If we add a datapoint of 11 to the set, we would now have 17 observations, meaning that the 9th observation from the bottom would indicate the median. The 9th observation from the bottom is 3, which is the same median as in the previous case, so the median would not change. If we were to add two datapoints of 11 to the set, we would have 18 observations. With 18 observations we have to take the average of the two middlemost observations after sorting. The two middlemost observations are the 9th and 10th ones from the bottom, meaning 3 and 7. The average would then be:

\[\frac{1}{2}(3+7)=\frac{10}{2}=5\]

The median in this case would be 5, so it would indeed change from the previous case.

Problem 8

You get this dataset of a group of 11 people and their respective heights in centimetres.

\[184,157,168,172,198,154,192,161,186,177,165.\]

Find the mean/average height of this group.
Find the variance in height in this group and the standard deviation.
Does the variance and standard deviation seem big, small or somewhere in between in this context?
What would be the effect on the variance of adding another person to the sample that is of the average height we found in a. Would the variance increase, decrease or stay the same?
What would be the effect of adding another person to the group that’s 200cm tall. Would the variance increase, decrease or stay the same? Why is the change intuitive?
What would be the effect of adding another person to the group that’s 140cm tall. Would the variance increase, decrease or stay the same? Why is the change intuitive? Why is the change in variance here greater than the one in e.?

Show solutions

a)We sum our observations, and divide by 11, which is the number of observations.

\[\begin{align*} \overline{X}=\frac{1}{11}(&184+157+168+172+198+154+192+161 \\ &+186+177+165)=\frac{1914}{11}=174 \end{align*}\]

Here we need to first recall the formula for variance.

\[S_X^2=\frac{1}{n-1}\sum_{i=1}^{n}(X_i-\overline{X})^2\]

We recall that the mean we found in a is 174 and that we have 11 total observations. Now we have everything we need to plug in our data and find the variance.

\[\begin{align*} S_X^2&=\frac{1}{11-1}\bigg((184-174)^2+(157-174)^2+(168-174)^2 \\ &+(172-174)^2+(198-174)^2+(154-174)^2+(192-174)^2+(161-174)^2+ \\&(186-174)^2+(177-174)^2+(165-174)^2\bigg)=\frac{2132}{10}=213.2 \end{align*}\]

Now we only need to find standard deviation.Recall that the standard deviation is the square root of the variance.

\[S_X=\sqrt{S_X^2}=\sqrt{\frac{1}{n-1}\sum_{i=1}^{n}(X_i-\overline{X})^2}\]

In our case we need only plug in the variance we have already found.

\[S_X=\sqrt{213.2}\approx14.6\]

Variance is hard to interpret directly, but the standard deviation is very simple. The standard deviation tells us that the average absolute difference from the mean in our data. Here we see that the standard deviation is 14.6cm, so on average the people in this group are 14.6 away from the the mean in terms of height. This means the we would expect a random person from this group to be either about 159cm tall or 188cm tall. It’s not all that simple to say if this is a lot or not, that depends on the data collected. If this is a sample from a group of Norwegian men age 20, this could seem like a very big standard deviation and variance. However, if this is a group of men and women with an age range from 14 to 35, this might not seem like such a big variance.

**COLLECTED DATA**
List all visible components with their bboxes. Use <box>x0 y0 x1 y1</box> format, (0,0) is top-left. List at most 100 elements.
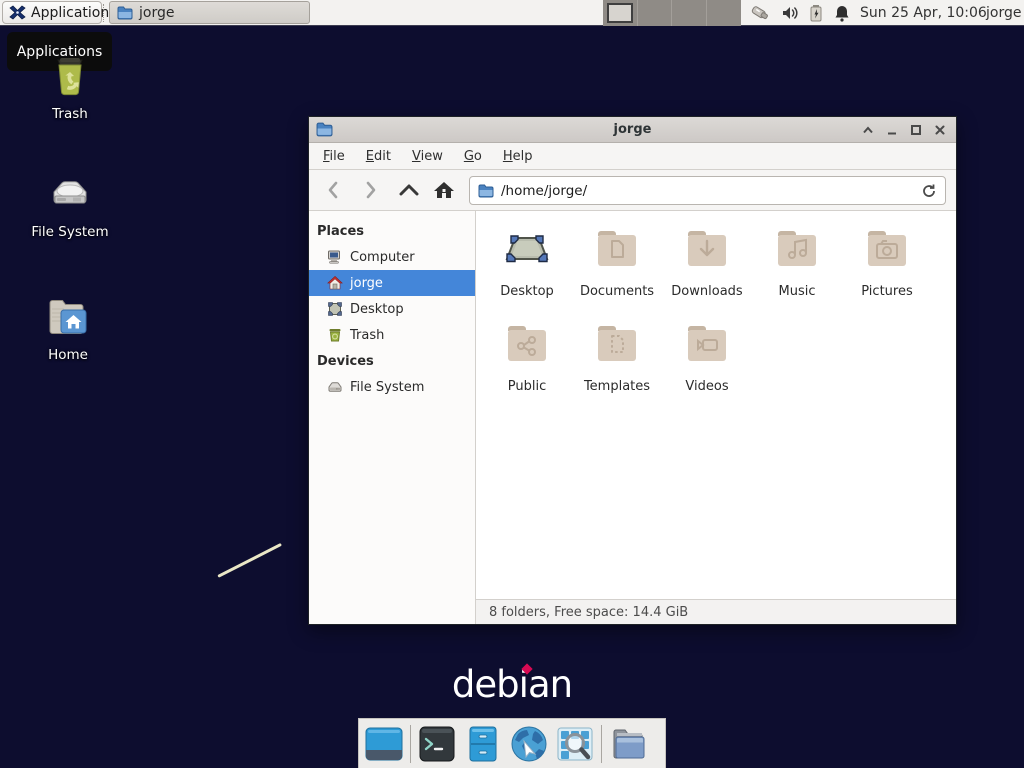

**AIM 1**
Summarize the worked statistics passage in two sentences.
**AIM 2**
In the worked statistics passage, what total do the 11 heights sum to before being divided to get the mean?

**FULL SOLUTION 1**
Adding one datapoint of 11 leaves the median at 3, while adding two such datapoints shifts it to the average of 3 and 7, which is 5. For the heights of 11 people, the mean is 174 cm, the variance is 213.2, and the standard deviation is about 14.6 cm, and whether that spread counts as large depends on the data collected.

**FULL SOLUTION 2**
1914